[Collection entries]
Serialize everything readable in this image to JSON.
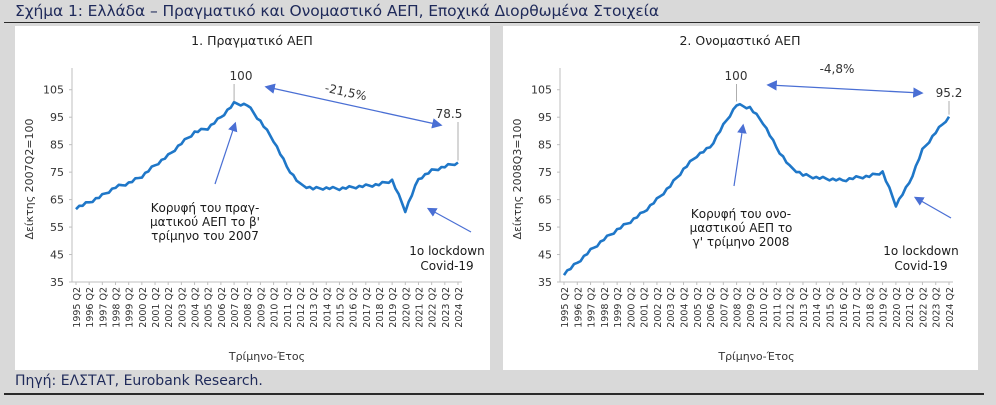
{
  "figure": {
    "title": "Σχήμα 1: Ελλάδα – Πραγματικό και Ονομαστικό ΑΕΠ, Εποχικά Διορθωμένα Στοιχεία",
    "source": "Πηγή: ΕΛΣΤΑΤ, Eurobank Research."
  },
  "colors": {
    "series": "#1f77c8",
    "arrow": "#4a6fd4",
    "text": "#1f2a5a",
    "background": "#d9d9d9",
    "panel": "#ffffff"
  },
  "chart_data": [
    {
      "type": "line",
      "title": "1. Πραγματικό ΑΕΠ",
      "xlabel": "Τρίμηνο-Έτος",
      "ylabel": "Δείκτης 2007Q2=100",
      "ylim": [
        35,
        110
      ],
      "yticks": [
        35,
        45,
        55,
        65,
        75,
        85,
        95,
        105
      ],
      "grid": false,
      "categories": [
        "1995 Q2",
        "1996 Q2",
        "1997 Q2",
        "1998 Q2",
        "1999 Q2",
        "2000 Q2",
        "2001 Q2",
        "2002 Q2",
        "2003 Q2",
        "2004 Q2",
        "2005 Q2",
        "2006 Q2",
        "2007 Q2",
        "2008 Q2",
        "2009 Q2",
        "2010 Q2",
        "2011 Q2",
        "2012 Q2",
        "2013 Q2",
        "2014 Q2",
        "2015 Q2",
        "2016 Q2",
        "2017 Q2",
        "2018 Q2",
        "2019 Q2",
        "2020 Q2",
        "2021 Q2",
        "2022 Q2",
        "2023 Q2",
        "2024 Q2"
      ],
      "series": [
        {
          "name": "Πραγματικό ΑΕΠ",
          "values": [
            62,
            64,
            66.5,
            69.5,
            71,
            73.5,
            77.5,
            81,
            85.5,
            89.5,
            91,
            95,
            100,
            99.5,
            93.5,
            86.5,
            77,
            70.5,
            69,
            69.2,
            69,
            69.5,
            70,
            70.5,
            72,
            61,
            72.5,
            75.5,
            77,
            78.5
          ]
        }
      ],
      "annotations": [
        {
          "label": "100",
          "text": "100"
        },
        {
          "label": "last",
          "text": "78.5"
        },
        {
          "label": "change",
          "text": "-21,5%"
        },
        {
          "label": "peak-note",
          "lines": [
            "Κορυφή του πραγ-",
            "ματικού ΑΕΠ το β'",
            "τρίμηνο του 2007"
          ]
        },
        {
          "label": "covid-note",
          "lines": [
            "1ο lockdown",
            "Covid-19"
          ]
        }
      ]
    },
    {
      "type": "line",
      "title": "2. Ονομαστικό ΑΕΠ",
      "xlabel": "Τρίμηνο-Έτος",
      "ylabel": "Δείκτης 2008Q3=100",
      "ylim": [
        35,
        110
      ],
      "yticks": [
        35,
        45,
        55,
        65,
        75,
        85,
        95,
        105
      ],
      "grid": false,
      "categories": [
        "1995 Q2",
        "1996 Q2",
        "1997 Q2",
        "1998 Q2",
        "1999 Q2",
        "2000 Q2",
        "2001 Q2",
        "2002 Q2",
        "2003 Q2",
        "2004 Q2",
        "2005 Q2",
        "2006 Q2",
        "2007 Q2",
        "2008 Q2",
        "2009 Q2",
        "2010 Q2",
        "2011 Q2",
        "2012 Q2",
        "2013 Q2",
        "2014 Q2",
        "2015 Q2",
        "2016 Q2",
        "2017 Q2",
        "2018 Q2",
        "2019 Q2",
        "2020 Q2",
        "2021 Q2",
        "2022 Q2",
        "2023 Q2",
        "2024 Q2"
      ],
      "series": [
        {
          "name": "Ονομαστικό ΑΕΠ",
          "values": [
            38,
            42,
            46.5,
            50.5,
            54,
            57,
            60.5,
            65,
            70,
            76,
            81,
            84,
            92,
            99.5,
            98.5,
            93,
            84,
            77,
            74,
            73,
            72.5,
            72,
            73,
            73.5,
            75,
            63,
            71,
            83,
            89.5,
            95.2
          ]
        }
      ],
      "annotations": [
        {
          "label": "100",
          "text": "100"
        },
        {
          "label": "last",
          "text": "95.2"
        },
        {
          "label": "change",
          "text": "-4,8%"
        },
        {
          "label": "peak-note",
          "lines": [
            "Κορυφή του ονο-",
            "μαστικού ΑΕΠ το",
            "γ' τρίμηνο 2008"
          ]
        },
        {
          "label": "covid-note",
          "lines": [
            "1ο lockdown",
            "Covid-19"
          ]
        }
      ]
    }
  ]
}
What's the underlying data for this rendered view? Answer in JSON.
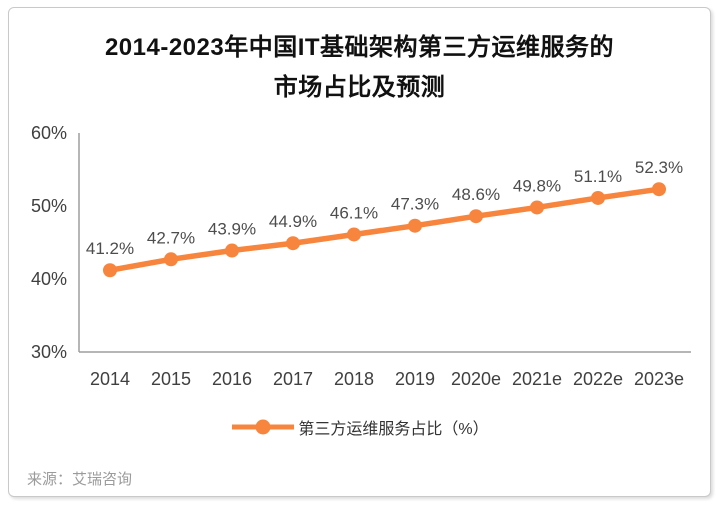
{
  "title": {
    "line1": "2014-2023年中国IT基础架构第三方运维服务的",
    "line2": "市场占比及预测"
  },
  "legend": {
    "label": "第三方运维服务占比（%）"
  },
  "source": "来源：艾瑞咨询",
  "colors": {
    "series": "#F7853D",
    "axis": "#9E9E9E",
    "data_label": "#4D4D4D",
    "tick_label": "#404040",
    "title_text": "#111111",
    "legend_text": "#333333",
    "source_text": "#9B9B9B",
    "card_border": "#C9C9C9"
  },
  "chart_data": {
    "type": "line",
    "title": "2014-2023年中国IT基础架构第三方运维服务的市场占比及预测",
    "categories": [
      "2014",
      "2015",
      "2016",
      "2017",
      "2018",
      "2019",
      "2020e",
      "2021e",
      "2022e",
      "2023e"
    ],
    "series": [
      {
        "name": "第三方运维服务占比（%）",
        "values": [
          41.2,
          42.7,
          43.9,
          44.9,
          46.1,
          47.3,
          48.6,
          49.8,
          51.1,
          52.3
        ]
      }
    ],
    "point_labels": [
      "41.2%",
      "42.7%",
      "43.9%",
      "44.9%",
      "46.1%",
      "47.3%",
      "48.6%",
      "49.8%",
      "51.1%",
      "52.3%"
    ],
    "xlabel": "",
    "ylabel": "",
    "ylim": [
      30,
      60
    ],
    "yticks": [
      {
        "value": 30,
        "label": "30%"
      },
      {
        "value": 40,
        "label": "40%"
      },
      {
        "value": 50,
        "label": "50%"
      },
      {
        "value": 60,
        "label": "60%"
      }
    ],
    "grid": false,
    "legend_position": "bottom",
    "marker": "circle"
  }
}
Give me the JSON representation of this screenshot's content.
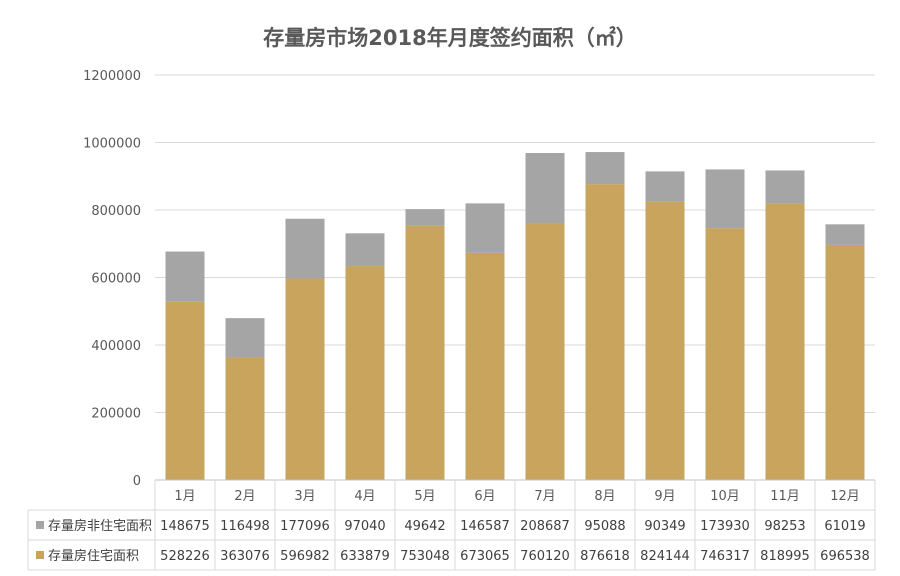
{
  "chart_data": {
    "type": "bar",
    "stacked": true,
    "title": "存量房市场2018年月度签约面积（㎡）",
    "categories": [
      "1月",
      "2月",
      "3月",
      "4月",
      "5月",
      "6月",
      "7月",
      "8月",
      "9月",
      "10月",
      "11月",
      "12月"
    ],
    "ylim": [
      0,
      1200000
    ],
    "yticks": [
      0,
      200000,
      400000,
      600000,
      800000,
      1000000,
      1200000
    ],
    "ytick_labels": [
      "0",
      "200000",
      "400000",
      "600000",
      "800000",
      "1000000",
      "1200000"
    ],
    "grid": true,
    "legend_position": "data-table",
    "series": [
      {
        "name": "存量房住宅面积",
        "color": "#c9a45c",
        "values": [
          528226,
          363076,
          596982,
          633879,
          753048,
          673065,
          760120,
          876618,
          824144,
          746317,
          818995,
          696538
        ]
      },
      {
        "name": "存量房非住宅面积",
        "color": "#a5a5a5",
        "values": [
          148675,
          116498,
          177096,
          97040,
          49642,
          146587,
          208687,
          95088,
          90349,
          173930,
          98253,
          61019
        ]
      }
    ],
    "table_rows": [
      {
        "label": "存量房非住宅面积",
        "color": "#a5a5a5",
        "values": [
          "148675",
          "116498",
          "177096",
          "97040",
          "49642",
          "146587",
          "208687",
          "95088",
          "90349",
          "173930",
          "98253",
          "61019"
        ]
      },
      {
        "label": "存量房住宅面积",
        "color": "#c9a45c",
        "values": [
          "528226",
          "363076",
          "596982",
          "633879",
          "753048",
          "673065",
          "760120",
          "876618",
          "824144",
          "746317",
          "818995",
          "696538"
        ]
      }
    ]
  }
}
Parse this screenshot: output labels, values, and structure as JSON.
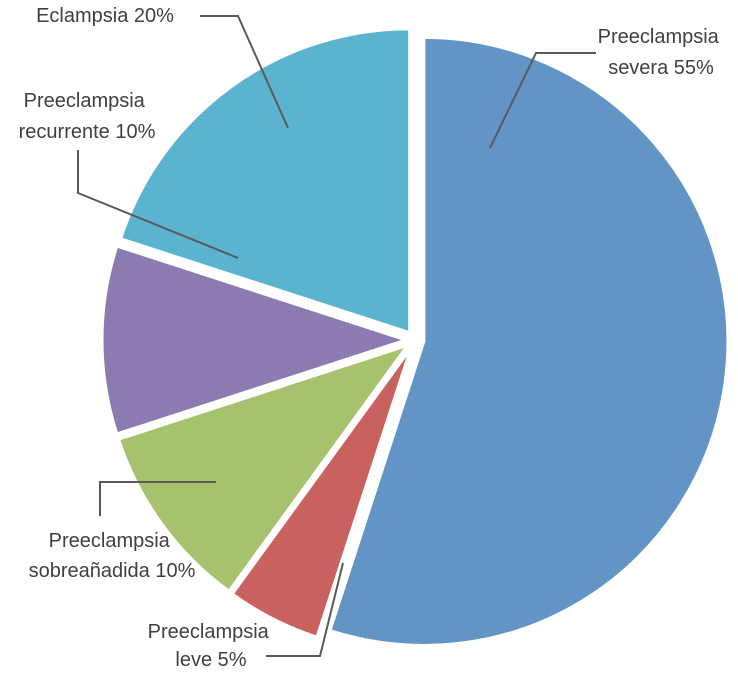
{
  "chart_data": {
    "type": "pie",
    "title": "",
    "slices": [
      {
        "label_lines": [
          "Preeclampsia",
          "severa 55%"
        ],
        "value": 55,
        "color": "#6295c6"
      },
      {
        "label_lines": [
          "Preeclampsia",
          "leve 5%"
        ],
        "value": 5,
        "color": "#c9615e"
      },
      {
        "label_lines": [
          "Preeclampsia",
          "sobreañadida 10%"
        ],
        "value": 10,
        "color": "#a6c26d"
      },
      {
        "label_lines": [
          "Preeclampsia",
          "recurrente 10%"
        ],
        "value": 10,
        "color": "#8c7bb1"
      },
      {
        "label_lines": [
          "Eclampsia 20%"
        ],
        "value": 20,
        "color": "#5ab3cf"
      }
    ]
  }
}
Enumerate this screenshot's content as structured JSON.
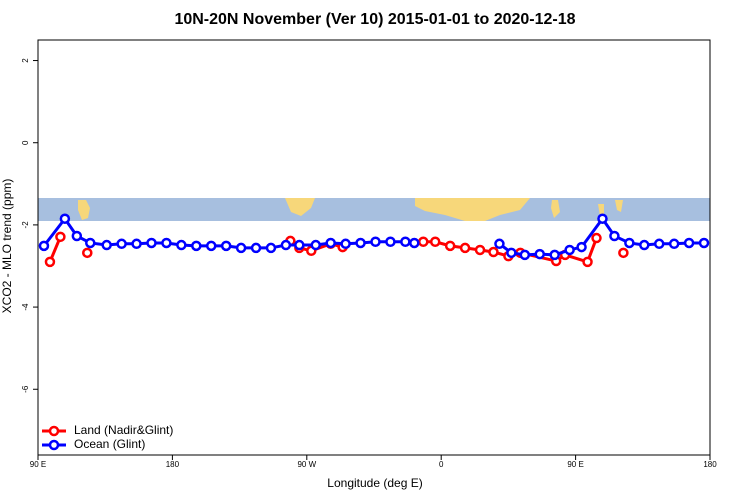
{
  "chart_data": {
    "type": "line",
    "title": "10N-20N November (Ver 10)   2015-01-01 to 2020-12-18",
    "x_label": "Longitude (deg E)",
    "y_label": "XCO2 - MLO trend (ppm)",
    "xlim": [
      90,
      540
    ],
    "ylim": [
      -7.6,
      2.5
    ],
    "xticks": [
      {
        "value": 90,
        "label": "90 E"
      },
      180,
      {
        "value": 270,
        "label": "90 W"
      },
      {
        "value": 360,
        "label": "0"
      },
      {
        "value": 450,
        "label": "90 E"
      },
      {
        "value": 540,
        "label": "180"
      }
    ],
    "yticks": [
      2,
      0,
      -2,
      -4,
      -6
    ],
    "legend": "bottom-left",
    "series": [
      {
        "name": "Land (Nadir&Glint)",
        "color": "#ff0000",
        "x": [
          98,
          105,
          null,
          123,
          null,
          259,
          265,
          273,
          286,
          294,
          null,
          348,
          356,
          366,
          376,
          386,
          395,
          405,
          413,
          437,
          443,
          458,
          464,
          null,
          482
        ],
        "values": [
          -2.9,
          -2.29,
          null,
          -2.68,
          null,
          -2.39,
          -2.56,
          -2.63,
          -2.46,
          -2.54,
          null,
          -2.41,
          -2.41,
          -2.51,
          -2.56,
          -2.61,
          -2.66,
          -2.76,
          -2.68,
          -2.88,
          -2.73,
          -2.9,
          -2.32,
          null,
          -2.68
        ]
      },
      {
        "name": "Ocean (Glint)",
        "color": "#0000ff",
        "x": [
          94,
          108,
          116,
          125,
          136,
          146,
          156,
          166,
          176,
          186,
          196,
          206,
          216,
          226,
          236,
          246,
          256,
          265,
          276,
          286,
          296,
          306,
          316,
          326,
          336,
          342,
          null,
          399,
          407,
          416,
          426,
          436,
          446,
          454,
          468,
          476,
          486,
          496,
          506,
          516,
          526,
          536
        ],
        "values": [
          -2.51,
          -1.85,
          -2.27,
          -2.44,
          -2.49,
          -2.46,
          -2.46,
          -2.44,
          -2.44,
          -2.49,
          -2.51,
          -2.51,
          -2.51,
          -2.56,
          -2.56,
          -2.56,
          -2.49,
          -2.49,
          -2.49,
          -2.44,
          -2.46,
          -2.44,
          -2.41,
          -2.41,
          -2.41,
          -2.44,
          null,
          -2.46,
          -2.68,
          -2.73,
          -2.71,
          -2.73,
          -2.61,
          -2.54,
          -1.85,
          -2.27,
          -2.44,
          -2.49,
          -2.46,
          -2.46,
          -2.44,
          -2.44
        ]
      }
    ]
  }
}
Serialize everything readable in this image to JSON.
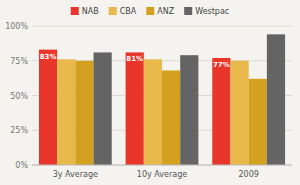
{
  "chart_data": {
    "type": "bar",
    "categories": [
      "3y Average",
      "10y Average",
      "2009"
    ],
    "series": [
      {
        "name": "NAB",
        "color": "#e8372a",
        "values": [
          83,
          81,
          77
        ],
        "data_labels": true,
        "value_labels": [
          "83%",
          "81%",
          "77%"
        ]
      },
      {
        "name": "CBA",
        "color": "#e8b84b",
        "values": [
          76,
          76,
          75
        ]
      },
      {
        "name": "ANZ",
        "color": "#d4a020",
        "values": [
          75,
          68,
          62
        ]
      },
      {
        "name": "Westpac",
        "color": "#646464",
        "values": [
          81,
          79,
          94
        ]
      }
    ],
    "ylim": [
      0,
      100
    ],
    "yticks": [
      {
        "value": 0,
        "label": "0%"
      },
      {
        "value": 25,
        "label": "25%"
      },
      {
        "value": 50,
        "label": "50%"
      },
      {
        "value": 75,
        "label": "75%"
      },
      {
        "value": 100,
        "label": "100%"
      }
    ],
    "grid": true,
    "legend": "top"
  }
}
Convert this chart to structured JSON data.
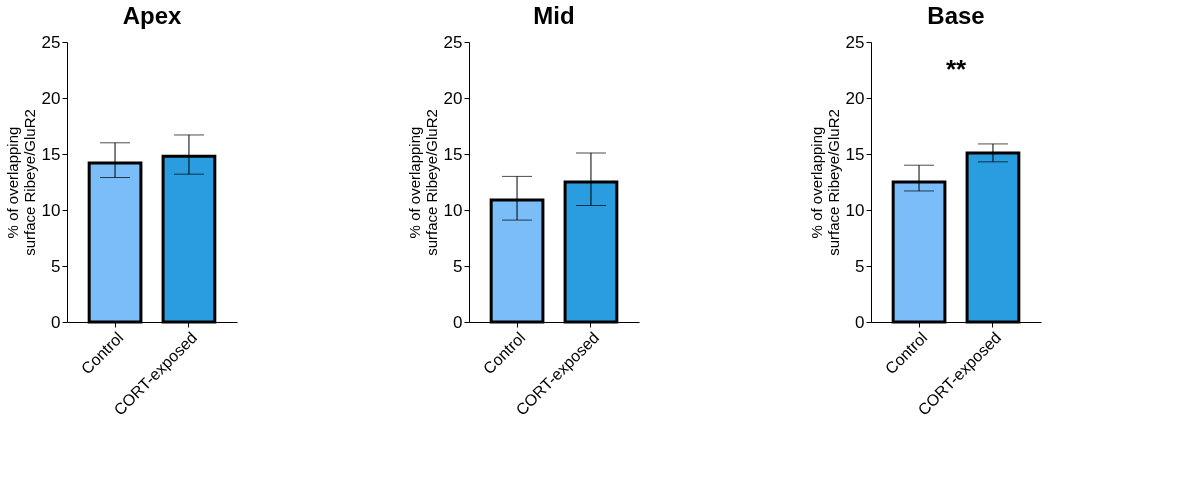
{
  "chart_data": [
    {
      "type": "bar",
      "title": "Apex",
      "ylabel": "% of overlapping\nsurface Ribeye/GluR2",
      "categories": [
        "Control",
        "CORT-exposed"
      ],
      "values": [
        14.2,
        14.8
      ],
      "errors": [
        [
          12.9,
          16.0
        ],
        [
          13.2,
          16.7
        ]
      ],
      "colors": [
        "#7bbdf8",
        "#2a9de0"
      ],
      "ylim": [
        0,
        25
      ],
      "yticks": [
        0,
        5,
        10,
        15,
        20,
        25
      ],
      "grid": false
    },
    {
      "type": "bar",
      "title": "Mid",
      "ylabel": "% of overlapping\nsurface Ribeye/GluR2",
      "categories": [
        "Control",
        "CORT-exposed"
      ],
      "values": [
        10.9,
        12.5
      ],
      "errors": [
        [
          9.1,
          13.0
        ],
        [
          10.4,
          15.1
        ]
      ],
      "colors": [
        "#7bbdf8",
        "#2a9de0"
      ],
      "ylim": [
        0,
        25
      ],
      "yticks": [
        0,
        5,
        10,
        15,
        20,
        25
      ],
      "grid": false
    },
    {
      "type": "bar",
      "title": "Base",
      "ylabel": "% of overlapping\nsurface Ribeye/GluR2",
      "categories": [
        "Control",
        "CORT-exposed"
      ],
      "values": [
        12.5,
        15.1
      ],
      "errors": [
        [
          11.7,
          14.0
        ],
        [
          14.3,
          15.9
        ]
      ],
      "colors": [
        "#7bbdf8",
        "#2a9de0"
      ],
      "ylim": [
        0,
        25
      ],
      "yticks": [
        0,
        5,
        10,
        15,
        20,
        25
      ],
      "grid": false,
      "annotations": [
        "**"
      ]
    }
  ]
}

WHAT TO PRODUCE: Report how many lines in these entries contain "Πραγματικό". Answer with the number only.

ANSWER TO THIS TASK: 3